§ **Exercise task**:
Reproduce the listing below word for word, with no pictures.

━━━━━ Information given ━━━━━

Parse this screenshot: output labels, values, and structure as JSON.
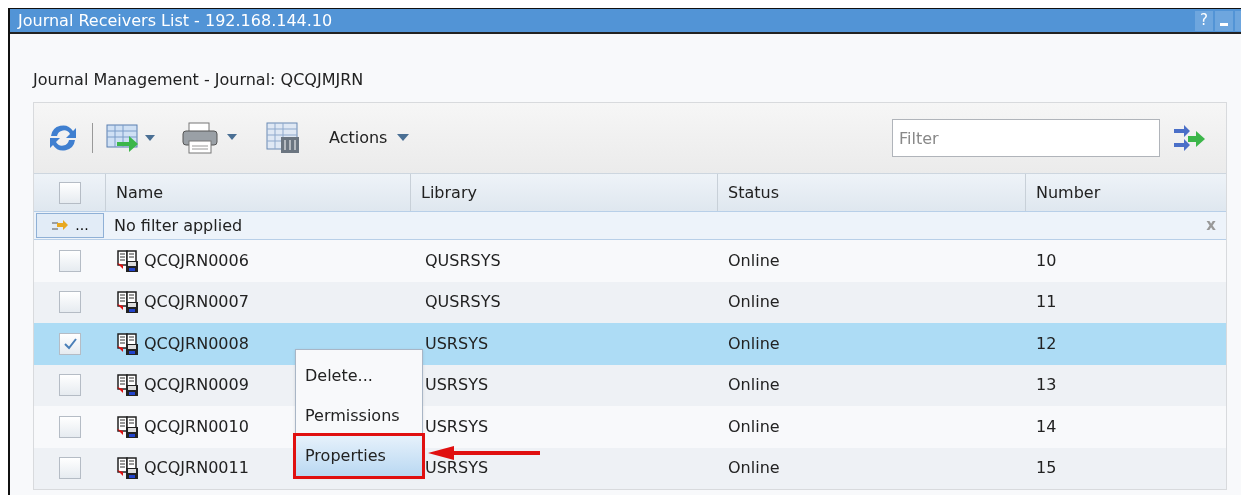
{
  "window": {
    "title": "Journal Receivers List - 192.168.144.10",
    "help": "?"
  },
  "heading": "Journal Management - Journal: QCQJMJRN",
  "toolbar": {
    "actions": "Actions",
    "filter": {
      "placeholder": "Filter"
    }
  },
  "table": {
    "columns": [
      "Name",
      "Library",
      "Status",
      "Number"
    ],
    "filter_row": {
      "button": "...",
      "text": "No filter applied",
      "clear": "x"
    },
    "select_all": {
      "checked": false
    },
    "rows": [
      {
        "name": "QCQJRN0006",
        "library": "QUSRSYS",
        "status": "Online",
        "number": "10",
        "selected": false
      },
      {
        "name": "QCQJRN0007",
        "library": "QUSRSYS",
        "status": "Online",
        "number": "11",
        "selected": false
      },
      {
        "name": "QCQJRN0008",
        "library": "USRSYS",
        "status": "Online",
        "number": "12",
        "selected": true
      },
      {
        "name": "QCQJRN0009",
        "library": "USRSYS",
        "status": "Online",
        "number": "13",
        "selected": false
      },
      {
        "name": "QCQJRN0010",
        "library": "USRSYS",
        "status": "Online",
        "number": "14",
        "selected": false
      },
      {
        "name": "QCQJRN0011",
        "library": "USRSYS",
        "status": "Online",
        "number": "15",
        "selected": false
      }
    ]
  },
  "context_menu": {
    "items": [
      {
        "label": "Delete...",
        "highlighted": false
      },
      {
        "label": "Permissions",
        "highlighted": false
      },
      {
        "label": "Properties",
        "highlighted": true
      }
    ]
  }
}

━━━━━

§ **Written answer**:
Parse this screenshot: output labels, values, and structure as JSON.
{
  "window": {
    "title": "Journal Receivers List - 192.168.144.10",
    "help": "?"
  },
  "heading": "Journal Management - Journal: QCQJMJRN",
  "toolbar": {
    "actions": "Actions",
    "filter": {
      "placeholder": "Filter"
    }
  },
  "table": {
    "columns": [
      "Name",
      "Library",
      "Status",
      "Number"
    ],
    "filter_row": {
      "button": "...",
      "text": "No filter applied",
      "clear": "x"
    },
    "select_all": {
      "checked": false
    },
    "rows": [
      {
        "name": "QCQJRN0006",
        "library": "QUSRSYS",
        "status": "Online",
        "number": "10",
        "selected": false
      },
      {
        "name": "QCQJRN0007",
        "library": "QUSRSYS",
        "status": "Online",
        "number": "11",
        "selected": false
      },
      {
        "name": "QCQJRN0008",
        "library": "USRSYS",
        "status": "Online",
        "number": "12",
        "selected": true
      },
      {
        "name": "QCQJRN0009",
        "library": "USRSYS",
        "status": "Online",
        "number": "13",
        "selected": false
      },
      {
        "name": "QCQJRN0010",
        "library": "USRSYS",
        "status": "Online",
        "number": "14",
        "selected": false
      },
      {
        "name": "QCQJRN0011",
        "library": "USRSYS",
        "status": "Online",
        "number": "15",
        "selected": false
      }
    ]
  },
  "context_menu": {
    "items": [
      {
        "label": "Delete...",
        "highlighted": false
      },
      {
        "label": "Permissions",
        "highlighted": false
      },
      {
        "label": "Properties",
        "highlighted": true
      }
    ]
  }
}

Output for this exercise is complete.